# Start of SUPPLIED DATA

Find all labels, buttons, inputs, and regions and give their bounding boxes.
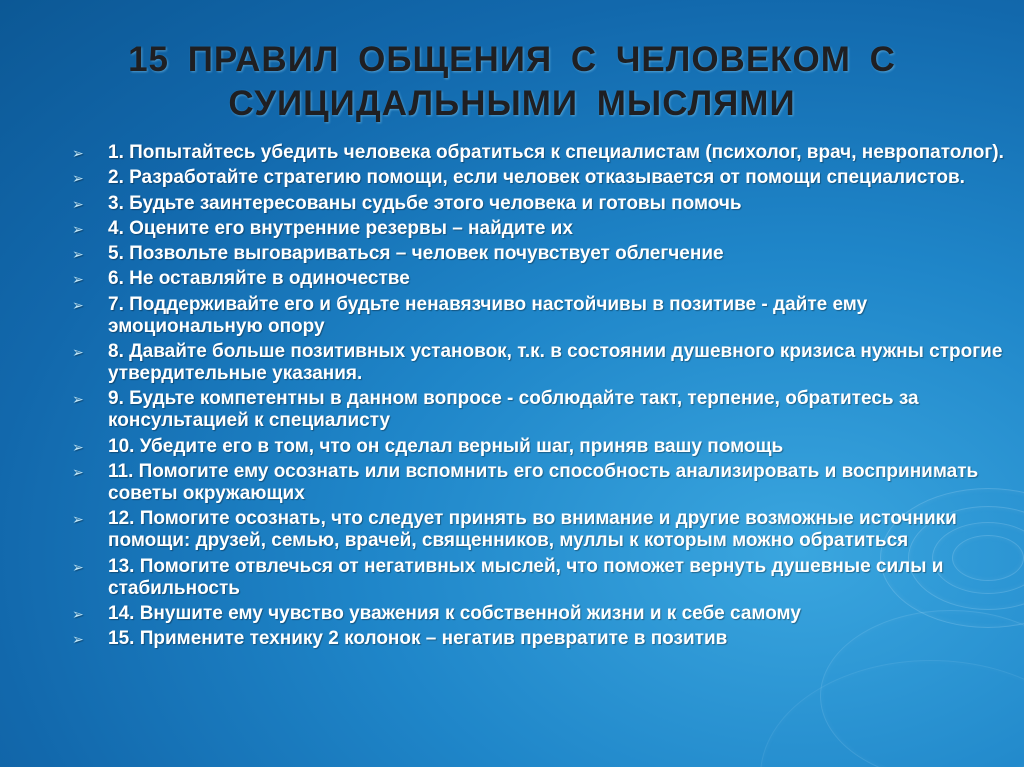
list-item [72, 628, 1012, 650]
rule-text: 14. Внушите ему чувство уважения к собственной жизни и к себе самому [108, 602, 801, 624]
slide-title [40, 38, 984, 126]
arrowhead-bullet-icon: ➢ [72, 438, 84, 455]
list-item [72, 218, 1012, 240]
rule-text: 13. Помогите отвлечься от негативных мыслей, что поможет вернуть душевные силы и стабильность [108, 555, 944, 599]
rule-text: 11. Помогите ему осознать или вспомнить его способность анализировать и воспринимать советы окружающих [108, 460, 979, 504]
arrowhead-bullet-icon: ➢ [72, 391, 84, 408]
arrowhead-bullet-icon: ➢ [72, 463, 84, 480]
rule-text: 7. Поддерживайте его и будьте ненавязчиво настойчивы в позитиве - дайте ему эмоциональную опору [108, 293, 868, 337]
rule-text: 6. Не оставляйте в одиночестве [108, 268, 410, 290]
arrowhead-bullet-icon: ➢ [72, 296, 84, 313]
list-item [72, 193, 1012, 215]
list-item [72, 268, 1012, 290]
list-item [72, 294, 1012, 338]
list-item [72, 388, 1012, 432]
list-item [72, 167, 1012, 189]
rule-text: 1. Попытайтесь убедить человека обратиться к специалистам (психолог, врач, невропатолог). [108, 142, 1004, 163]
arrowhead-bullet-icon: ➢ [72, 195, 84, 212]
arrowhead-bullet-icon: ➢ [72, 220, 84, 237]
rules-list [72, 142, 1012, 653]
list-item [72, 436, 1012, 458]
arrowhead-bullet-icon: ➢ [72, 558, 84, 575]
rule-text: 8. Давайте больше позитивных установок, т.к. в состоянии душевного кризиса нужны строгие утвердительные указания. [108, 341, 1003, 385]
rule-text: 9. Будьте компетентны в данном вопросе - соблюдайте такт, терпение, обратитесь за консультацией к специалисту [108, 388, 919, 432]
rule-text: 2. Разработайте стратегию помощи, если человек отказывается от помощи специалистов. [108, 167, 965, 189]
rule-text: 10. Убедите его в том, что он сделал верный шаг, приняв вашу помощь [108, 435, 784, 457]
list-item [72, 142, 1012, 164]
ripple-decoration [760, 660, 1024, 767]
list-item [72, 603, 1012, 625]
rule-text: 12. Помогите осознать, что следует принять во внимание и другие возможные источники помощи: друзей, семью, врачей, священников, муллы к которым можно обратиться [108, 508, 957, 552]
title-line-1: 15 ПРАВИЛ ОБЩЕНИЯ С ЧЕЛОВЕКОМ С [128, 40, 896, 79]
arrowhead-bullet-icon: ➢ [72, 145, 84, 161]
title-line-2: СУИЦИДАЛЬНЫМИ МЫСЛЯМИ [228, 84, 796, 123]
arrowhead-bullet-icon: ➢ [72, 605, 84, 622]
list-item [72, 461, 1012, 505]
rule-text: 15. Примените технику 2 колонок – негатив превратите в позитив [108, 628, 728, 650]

# End of SUPPLIED DATA

PROBLEM DETAILS:
Can you reproduce the lines of the material from the line with "list-item [72, 628, 1012, 650]" up to and including the line with "list-item [72, 218, 1012, 240]", leaving each one unchanged?

EXPECTED ANSWER:
list-item [72, 628, 1012, 650]
rule-text: 14. Внушите ему чувство уважения к собственной жизни и к себе самому [108, 602, 801, 624]
slide-title [40, 38, 984, 126]
arrowhead-bullet-icon: ➢ [72, 438, 84, 455]
list-item [72, 218, 1012, 240]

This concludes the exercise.